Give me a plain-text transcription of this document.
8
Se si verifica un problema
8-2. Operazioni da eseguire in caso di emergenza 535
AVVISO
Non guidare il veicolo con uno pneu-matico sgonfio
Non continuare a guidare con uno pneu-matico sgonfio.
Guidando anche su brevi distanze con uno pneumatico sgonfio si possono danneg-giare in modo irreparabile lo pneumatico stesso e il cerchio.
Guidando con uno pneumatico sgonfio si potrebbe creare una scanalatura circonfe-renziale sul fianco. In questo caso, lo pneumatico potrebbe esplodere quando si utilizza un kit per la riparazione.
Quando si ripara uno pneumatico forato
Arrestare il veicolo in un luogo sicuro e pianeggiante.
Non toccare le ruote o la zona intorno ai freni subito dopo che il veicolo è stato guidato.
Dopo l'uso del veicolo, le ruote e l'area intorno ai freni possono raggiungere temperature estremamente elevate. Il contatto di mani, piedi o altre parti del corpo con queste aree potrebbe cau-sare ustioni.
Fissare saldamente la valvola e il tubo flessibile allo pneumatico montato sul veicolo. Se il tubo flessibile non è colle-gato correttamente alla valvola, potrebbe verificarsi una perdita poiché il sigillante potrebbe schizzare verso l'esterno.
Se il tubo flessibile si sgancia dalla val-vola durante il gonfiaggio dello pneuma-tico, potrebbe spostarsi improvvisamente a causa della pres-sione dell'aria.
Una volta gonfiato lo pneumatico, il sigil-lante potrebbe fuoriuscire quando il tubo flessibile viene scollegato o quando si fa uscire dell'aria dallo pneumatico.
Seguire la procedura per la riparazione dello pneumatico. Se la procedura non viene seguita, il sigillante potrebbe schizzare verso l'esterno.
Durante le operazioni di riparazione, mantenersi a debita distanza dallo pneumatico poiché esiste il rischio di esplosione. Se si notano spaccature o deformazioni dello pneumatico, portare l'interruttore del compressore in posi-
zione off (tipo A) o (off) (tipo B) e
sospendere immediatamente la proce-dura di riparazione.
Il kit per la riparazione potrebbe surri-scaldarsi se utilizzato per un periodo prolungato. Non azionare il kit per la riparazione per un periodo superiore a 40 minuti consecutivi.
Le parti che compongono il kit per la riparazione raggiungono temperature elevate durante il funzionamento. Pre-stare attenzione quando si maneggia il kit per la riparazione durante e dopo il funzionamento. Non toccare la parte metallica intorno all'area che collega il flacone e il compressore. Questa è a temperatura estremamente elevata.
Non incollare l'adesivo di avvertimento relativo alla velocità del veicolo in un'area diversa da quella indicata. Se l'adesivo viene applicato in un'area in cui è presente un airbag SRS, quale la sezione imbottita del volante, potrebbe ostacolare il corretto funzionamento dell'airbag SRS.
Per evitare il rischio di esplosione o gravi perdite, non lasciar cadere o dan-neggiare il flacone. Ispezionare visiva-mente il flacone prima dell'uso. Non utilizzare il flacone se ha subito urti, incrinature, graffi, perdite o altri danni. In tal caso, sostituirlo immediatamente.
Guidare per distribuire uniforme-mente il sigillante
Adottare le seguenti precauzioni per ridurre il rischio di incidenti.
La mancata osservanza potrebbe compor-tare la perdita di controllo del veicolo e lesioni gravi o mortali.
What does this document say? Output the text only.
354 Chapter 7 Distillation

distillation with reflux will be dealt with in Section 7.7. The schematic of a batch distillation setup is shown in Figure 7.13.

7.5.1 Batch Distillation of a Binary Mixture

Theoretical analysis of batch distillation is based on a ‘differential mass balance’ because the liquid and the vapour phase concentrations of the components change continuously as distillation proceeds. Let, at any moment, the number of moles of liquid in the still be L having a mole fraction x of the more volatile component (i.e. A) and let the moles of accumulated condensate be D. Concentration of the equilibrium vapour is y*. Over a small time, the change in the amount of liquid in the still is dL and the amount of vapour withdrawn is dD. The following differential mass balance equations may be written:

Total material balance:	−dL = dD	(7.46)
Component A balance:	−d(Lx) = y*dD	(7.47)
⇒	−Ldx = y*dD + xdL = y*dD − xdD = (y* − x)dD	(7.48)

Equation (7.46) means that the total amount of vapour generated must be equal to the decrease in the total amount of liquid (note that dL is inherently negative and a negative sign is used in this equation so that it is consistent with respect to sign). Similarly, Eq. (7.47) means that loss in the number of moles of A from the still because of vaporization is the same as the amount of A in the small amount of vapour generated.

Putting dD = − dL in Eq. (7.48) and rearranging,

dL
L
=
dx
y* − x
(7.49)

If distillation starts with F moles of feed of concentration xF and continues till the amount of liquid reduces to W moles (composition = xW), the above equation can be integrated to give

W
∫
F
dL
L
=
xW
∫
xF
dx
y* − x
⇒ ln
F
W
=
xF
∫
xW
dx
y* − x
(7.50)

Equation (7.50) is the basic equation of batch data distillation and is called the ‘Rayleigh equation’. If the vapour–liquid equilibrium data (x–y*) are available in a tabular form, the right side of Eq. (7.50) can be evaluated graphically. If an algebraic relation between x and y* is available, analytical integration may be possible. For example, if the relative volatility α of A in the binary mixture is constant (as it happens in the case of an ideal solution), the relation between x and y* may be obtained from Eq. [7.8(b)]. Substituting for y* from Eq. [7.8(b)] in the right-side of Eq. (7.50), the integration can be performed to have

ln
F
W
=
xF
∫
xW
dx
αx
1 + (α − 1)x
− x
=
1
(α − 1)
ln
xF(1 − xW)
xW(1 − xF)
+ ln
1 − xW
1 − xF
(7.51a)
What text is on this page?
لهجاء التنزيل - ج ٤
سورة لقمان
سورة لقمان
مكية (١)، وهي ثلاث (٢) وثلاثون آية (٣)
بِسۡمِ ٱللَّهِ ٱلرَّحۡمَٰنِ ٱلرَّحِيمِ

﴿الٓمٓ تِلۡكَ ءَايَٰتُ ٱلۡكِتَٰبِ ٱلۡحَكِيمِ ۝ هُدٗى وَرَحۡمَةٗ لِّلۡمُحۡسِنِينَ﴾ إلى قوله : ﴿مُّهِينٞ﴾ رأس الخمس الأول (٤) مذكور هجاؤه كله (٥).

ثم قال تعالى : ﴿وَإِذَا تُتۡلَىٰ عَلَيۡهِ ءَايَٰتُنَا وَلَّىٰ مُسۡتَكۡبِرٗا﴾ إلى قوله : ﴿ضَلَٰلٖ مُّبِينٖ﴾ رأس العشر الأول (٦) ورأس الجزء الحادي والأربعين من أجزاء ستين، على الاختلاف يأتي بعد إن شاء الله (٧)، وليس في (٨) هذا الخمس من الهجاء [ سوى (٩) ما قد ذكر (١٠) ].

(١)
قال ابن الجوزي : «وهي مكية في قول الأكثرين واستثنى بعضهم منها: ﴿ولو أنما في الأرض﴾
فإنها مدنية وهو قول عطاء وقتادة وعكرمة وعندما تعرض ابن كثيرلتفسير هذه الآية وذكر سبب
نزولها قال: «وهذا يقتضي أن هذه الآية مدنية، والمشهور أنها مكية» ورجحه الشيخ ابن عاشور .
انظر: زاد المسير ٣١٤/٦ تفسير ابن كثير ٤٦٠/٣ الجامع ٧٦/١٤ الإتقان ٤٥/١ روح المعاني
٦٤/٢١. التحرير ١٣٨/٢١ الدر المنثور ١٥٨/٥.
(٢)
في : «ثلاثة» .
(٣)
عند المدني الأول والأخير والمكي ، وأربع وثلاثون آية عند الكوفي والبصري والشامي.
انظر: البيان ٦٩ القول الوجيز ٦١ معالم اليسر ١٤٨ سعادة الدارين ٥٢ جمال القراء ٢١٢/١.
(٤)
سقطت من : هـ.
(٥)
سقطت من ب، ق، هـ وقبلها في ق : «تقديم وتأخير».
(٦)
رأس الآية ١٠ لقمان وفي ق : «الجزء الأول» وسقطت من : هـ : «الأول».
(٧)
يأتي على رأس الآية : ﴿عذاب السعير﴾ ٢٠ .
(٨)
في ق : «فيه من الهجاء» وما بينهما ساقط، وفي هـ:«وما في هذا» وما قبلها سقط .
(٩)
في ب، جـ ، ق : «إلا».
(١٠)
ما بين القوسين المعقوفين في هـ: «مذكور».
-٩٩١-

○ ○ ○ ○ ○

#### [Given request]
Find the string "الجزء" in the listing and return every line that holds it.

#### [Result of the exercise]
ثم قال تعالى : ﴿وَإِذَا تُتۡلَىٰ عَلَيۡهِ ءَايَٰتُنَا وَلَّىٰ مُسۡتَكۡبِرٗا﴾ إلى قوله : ﴿ضَلَٰلٖ مُّبِينٖ﴾ رأس العشر الأول (٦) ورأس الجزء الحادي والأربعين من أجزاء ستين، على الاختلاف يأتي بعد إن شاء الله (٧)، وليس في (٨) هذا الخمس من الهجاء [ سوى (٩) ما قد ذكر (١٠) ].
رأس الآية ١٠ لقمان وفي ق : «الجزء الأول» وسقطت من : هـ : «الأول».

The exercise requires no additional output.